→ **Written instruction**
Work through the data line by line, gathering every line that has the word "Ausland".

____ Data excerpts

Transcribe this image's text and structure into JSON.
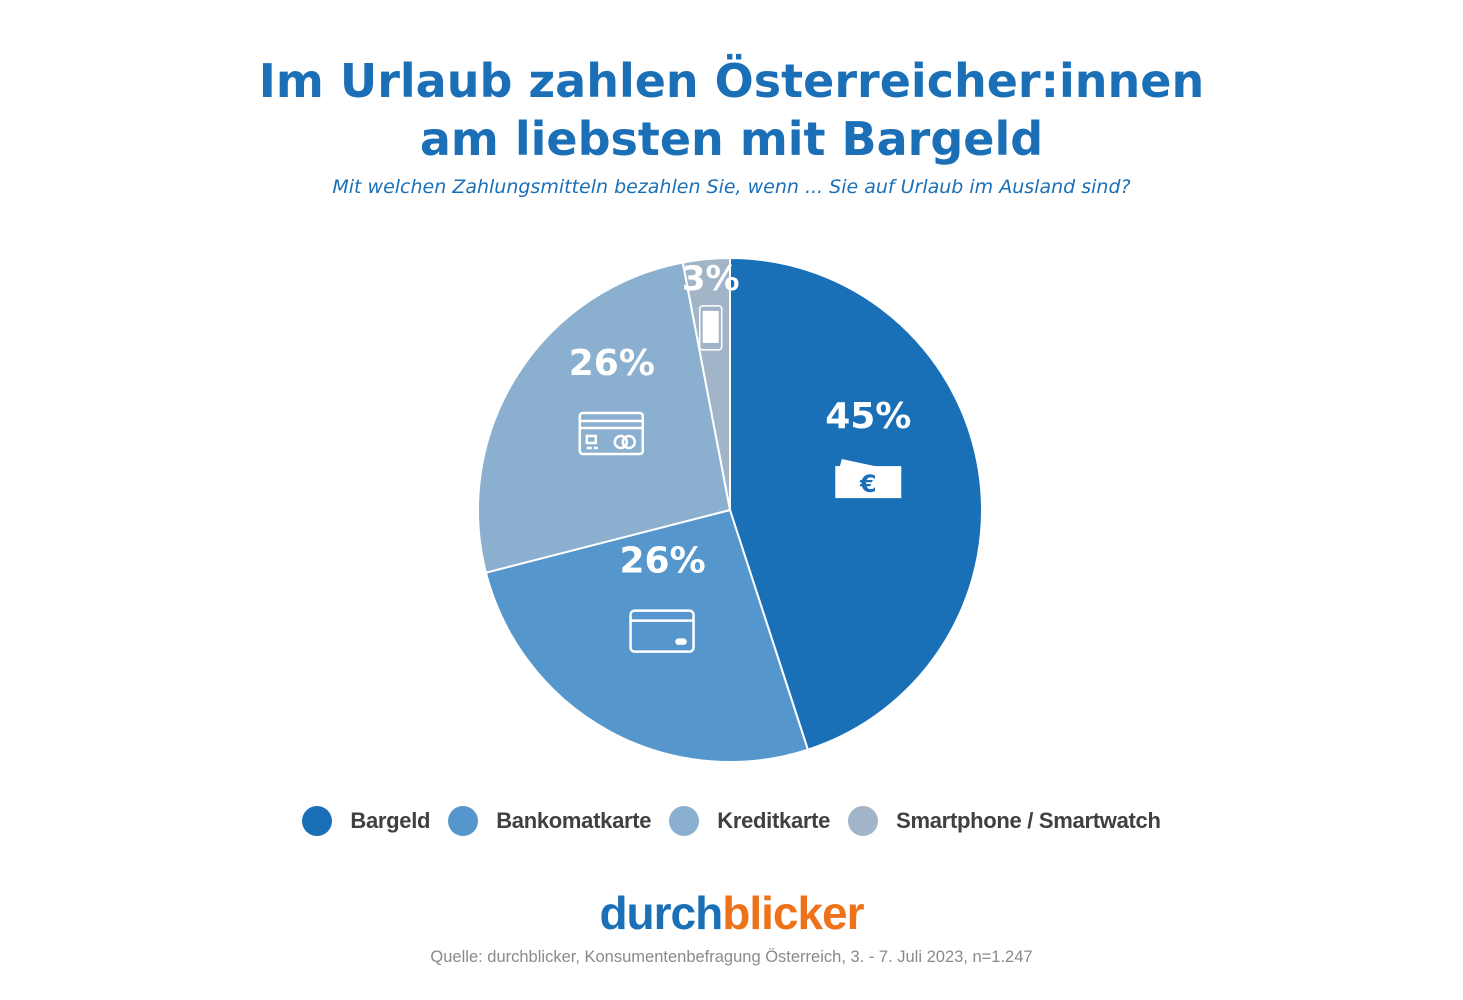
{
  "title_line1": "Im Urlaub zahlen Österreicher:innen",
  "title_line2": "am liebsten mit Bargeld",
  "subtitle": "Mit welchen Zahlungsmitteln bezahlen Sie, wenn ... Sie auf Urlaub im Ausland sind?",
  "chart_data": {
    "type": "pie",
    "title": "Im Urlaub zahlen Österreicher:innen am liebsten mit Bargeld",
    "subtitle": "Mit welchen Zahlungsmitteln bezahlen Sie, wenn ... Sie auf Urlaub im Ausland sind?",
    "categories": [
      "Bargeld",
      "Bankomatkarte",
      "Kreditkarte",
      "Smartphone / Smartwatch"
    ],
    "values": [
      45,
      26,
      26,
      3
    ],
    "labels": [
      "45%",
      "26%",
      "26%",
      "3%"
    ],
    "icons": [
      "banknote-euro-icon",
      "debit-card-icon",
      "credit-card-icon",
      "smartphone-icon"
    ],
    "colors": [
      "#1a70b7",
      "#5597cc",
      "#8bb0cf",
      "#a2b5c8"
    ],
    "start": "top",
    "direction": "clockwise",
    "legend_position": "bottom"
  },
  "logo": {
    "part1": "durch",
    "part2": "blicker"
  },
  "source": "Quelle: durchblicker, Konsumentenbefragung Österreich,  3. - 7. Juli 2023, n=1.247"
}
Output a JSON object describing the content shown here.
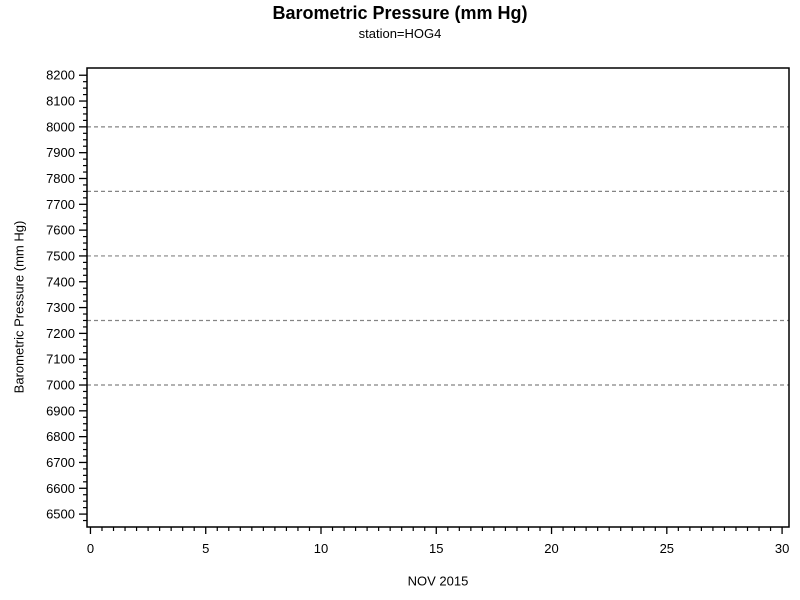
{
  "chart_data": {
    "type": "line",
    "title": "Barometric Pressure (mm Hg)",
    "subtitle": "station=HOG4",
    "xlabel": "NOV 2015",
    "ylabel": "Barometric Pressure (mm Hg)",
    "xlim": [
      -0.15,
      30.3
    ],
    "ylim": [
      6450,
      8228
    ],
    "x_major_ticks": [
      0,
      5,
      10,
      15,
      20,
      25,
      30
    ],
    "x_tick_labels": [
      "0",
      "5",
      "10",
      "15",
      "20",
      "25",
      "30"
    ],
    "x_minor_step": 0.5,
    "y_major_ticks": [
      6500,
      6600,
      6700,
      6800,
      6900,
      7000,
      7100,
      7200,
      7300,
      7400,
      7500,
      7600,
      7700,
      7800,
      7900,
      8000,
      8100,
      8200
    ],
    "y_tick_labels": [
      "6500",
      "6600",
      "6700",
      "6800",
      "6900",
      "7000",
      "7100",
      "7200",
      "7300",
      "7400",
      "7500",
      "7600",
      "7700",
      "7800",
      "7900",
      "8000",
      "8100",
      "8200"
    ],
    "y_minor_step": 25,
    "reference_lines_y": [
      7000,
      7250,
      7500,
      7750,
      8000
    ],
    "series": [],
    "grid": false,
    "frame": true,
    "legend": null,
    "colors": {
      "text": "#000000",
      "axis": "#000000",
      "reference_line": "#848484",
      "background": "#ffffff"
    }
  }
}
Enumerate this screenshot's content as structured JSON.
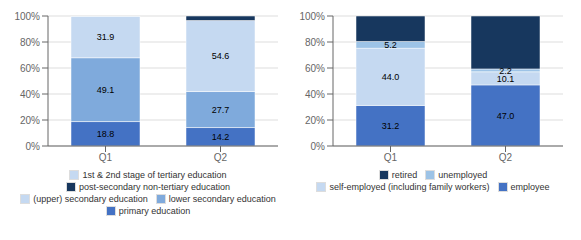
{
  "chart_data": [
    {
      "type": "bar",
      "stacked": true,
      "categories": [
        "Q1",
        "Q2"
      ],
      "series": [
        {
          "name": "primary education",
          "color": "#4472C4",
          "values": [
            18.8,
            14.2
          ],
          "data_labels": true,
          "value_labels": [
            "18.8",
            "14.2"
          ]
        },
        {
          "name": "lower secondary education",
          "color": "#7FAADC",
          "values": [
            49.1,
            27.7
          ],
          "data_labels": true,
          "value_labels": [
            "49.1",
            "27.7"
          ]
        },
        {
          "name": "(upper) secondary education",
          "color": "#C5D9F1",
          "values": [
            31.9,
            54.6
          ],
          "data_labels": true,
          "value_labels": [
            "31.9",
            "54.6"
          ]
        },
        {
          "name": "post-secondary non-tertiary education",
          "color": "#17375E",
          "values": [
            0.0,
            3.5
          ]
        },
        {
          "name": "1st & 2nd stage of tertiary education",
          "color": "#C5D9F1",
          "values": [
            0.2,
            0.0
          ]
        }
      ],
      "ylim": [
        0,
        100
      ],
      "yticks": [
        {
          "value": 0,
          "label": "0%"
        },
        {
          "value": 20,
          "label": "20%"
        },
        {
          "value": 40,
          "label": "40%"
        },
        {
          "value": 60,
          "label": "60%"
        },
        {
          "value": 80,
          "label": "80%"
        },
        {
          "value": 100,
          "label": "100%"
        }
      ],
      "grid": true,
      "legend": "bottom"
    },
    {
      "type": "bar",
      "stacked": true,
      "categories": [
        "Q1",
        "Q2"
      ],
      "series": [
        {
          "name": "employee",
          "color": "#4472C4",
          "values": [
            31.2,
            47.0
          ],
          "data_labels": true,
          "value_labels": [
            "31.2",
            "47.0"
          ]
        },
        {
          "name": "self-employed (including family workers)",
          "color": "#C5D9F1",
          "values": [
            44.0,
            10.1
          ],
          "data_labels": true,
          "value_labels": [
            "44.0",
            "10.1"
          ]
        },
        {
          "name": "unemployed",
          "color": "#9DC3E6",
          "values": [
            5.2,
            2.2
          ],
          "data_labels": true,
          "value_labels": [
            "5.2",
            "2.2"
          ]
        },
        {
          "name": "retired",
          "color": "#17375E",
          "values": [
            19.6,
            40.7
          ]
        }
      ],
      "ylim": [
        0,
        100
      ],
      "yticks": [
        {
          "value": 0,
          "label": "0%"
        },
        {
          "value": 20,
          "label": "20%"
        },
        {
          "value": 40,
          "label": "40%"
        },
        {
          "value": 60,
          "label": "60%"
        },
        {
          "value": 80,
          "label": "80%"
        },
        {
          "value": 100,
          "label": "100%"
        }
      ],
      "grid": true,
      "legend": "bottom"
    }
  ]
}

________

→ **The result**
  "subtitle": "Mit welchen Zahlungsmitteln bezahlen Sie, wenn ... Sie auf Urlaub im Ausland sind?",
    "subtitle": "Mit welchen Zahlungsmitteln bezahlen Sie, wenn ... Sie auf Urlaub im Ausland sind?",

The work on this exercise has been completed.